_SET TASK:_ Search the records for the word "цепи" and report each line that has it.

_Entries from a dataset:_
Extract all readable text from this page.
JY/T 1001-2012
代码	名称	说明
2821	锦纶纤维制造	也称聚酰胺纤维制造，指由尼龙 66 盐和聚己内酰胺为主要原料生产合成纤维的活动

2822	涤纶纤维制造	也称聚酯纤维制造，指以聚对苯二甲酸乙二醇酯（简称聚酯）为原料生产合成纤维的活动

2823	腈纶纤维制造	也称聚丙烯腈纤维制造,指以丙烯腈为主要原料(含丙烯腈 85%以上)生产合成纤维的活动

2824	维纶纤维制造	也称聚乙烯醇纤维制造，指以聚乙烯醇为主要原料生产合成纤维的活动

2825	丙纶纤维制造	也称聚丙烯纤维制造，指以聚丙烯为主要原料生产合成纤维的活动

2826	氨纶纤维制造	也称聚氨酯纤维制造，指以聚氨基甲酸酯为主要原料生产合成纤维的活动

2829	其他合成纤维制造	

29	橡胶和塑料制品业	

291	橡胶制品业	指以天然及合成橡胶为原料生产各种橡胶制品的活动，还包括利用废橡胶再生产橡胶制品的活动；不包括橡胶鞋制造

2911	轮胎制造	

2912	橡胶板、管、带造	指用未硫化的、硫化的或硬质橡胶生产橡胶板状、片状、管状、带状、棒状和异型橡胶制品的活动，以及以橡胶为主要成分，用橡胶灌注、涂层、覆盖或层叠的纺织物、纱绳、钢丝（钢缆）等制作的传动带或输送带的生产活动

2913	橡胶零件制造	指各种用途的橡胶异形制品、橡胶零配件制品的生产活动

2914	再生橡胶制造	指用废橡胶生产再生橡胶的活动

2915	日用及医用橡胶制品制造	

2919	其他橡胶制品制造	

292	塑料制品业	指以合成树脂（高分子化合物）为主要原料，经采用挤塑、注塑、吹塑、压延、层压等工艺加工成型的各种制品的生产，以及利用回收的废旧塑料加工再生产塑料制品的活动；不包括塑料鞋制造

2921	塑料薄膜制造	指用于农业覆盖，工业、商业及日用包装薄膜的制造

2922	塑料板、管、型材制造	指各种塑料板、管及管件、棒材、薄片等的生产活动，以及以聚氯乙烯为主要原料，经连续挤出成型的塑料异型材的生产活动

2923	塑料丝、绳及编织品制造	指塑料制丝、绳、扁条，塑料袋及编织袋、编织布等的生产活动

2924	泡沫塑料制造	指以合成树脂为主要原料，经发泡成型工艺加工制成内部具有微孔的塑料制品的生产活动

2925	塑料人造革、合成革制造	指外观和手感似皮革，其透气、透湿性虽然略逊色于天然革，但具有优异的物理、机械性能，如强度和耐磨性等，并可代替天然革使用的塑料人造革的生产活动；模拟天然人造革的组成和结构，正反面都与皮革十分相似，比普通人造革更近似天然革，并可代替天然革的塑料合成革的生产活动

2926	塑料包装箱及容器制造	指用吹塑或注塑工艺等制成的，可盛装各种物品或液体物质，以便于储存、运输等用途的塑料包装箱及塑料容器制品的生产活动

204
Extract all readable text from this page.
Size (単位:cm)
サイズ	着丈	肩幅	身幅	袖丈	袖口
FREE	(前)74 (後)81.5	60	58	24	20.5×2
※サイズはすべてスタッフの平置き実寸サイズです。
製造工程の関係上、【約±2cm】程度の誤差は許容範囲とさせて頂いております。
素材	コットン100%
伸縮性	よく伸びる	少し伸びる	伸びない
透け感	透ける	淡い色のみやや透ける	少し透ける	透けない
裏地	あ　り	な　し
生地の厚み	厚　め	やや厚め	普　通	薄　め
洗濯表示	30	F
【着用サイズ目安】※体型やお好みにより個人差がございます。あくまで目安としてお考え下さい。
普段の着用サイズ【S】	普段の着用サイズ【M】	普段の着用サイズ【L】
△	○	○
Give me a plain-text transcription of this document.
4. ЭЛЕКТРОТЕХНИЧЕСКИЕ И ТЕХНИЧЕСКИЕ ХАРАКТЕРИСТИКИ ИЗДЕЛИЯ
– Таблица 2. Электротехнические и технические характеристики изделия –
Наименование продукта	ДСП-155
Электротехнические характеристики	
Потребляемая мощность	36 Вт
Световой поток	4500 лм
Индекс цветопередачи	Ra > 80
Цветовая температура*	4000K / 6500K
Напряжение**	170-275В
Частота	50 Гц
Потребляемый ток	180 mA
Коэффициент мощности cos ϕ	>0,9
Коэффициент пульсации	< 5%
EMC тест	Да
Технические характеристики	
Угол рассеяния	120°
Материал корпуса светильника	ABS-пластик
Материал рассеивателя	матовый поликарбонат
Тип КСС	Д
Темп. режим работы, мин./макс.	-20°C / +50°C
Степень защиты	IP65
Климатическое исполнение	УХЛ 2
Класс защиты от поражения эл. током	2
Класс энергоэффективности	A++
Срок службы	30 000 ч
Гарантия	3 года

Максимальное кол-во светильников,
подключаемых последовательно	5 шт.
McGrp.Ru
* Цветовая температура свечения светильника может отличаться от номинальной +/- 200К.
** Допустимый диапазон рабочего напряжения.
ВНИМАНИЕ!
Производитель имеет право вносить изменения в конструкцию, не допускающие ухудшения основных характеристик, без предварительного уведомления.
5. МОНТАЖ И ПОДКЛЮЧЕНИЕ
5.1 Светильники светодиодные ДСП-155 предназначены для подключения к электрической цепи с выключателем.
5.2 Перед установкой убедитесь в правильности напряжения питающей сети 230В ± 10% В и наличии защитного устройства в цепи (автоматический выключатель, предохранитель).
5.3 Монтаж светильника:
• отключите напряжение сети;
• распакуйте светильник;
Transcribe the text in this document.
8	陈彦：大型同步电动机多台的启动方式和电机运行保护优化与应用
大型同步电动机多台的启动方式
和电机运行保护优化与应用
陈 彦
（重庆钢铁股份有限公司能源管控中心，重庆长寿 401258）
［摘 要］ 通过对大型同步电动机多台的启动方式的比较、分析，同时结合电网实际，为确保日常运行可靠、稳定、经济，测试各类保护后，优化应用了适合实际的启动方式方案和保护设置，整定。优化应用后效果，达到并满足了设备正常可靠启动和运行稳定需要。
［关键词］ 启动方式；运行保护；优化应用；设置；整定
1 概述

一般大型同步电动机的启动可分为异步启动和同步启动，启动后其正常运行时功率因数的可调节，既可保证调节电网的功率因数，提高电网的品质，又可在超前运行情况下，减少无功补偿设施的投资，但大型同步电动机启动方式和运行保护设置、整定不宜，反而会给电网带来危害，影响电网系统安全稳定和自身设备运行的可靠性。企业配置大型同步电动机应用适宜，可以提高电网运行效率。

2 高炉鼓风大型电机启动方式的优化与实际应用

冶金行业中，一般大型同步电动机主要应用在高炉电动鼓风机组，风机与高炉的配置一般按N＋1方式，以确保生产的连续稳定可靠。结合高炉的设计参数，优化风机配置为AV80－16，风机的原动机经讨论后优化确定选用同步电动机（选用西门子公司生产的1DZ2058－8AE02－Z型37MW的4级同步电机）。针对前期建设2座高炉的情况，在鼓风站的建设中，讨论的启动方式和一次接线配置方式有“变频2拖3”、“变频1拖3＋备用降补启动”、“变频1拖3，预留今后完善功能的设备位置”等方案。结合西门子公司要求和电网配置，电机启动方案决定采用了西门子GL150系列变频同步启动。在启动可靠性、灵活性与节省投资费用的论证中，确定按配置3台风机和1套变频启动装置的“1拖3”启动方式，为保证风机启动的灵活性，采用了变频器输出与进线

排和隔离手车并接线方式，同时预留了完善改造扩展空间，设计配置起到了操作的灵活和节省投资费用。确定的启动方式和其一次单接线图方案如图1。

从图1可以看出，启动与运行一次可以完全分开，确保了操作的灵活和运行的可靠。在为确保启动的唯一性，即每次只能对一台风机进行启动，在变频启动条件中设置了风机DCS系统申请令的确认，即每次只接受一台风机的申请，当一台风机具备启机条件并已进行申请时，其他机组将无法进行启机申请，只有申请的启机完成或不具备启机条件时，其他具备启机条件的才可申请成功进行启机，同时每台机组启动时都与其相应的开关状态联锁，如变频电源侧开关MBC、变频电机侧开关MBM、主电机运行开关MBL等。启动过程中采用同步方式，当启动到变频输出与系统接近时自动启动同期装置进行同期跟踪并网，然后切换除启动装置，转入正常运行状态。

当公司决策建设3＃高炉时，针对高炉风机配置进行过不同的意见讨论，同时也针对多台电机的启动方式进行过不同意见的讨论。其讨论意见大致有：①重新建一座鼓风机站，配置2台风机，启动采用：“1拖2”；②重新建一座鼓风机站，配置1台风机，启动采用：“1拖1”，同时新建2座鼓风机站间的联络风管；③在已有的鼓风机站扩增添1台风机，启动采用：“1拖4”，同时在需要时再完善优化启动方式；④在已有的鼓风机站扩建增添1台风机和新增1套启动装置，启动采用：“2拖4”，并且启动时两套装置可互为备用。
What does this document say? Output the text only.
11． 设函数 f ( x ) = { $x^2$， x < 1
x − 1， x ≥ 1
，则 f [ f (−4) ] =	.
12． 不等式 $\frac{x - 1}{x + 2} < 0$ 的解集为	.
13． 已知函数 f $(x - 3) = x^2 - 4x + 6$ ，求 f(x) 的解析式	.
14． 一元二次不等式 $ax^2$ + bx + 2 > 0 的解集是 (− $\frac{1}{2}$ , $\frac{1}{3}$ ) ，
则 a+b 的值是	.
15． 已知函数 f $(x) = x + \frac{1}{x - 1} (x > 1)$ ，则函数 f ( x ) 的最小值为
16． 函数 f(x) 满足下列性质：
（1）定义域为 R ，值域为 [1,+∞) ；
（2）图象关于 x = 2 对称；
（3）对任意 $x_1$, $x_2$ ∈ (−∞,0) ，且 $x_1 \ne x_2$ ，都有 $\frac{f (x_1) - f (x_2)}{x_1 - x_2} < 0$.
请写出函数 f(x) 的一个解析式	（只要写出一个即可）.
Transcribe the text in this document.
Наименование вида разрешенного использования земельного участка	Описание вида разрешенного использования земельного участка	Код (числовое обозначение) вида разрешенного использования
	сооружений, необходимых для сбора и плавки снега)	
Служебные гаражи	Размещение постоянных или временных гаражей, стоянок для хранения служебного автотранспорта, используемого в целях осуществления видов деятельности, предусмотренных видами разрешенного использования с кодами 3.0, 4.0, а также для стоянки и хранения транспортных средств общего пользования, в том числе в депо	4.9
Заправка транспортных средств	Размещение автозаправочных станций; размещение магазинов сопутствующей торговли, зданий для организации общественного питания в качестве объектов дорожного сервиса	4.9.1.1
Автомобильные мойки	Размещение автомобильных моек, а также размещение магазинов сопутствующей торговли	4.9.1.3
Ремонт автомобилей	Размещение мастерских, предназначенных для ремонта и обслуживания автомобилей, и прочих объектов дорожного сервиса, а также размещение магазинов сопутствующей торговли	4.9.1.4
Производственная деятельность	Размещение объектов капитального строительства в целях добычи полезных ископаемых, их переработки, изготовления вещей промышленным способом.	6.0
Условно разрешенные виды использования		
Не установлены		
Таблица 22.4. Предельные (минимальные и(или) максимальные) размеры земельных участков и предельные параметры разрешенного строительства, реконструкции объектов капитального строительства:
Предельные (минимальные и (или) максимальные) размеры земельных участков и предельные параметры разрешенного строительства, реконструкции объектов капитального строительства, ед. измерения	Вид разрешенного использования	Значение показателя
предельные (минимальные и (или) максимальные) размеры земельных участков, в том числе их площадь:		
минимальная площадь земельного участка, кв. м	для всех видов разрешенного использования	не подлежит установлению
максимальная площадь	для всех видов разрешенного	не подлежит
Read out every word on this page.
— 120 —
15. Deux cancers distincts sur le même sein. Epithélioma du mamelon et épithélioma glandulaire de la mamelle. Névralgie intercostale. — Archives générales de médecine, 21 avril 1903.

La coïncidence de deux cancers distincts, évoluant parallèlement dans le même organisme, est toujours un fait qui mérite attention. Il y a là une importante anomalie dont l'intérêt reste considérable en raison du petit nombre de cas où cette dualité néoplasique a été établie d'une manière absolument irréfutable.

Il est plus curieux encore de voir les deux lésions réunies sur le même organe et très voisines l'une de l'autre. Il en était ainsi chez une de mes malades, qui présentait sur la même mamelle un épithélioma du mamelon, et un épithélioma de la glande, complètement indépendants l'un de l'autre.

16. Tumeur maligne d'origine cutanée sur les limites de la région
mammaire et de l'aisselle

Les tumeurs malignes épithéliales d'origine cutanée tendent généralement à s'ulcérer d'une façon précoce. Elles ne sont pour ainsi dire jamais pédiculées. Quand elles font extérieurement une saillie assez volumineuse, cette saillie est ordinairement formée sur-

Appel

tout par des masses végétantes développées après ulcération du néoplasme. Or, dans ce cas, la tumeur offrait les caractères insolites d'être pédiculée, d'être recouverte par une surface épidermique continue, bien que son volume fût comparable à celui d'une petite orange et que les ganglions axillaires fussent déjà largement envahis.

_THE RESPONSE:_
5.1 Светильники светодиодные ДСП-155 предназначены для подключения к электрической цепи с выключателем.
5.2 Перед установкой убедитесь в правильности напряжения питающей сети 230В ± 10% В и наличии защитного устройства в цепи (автоматический выключатель, предохранитель).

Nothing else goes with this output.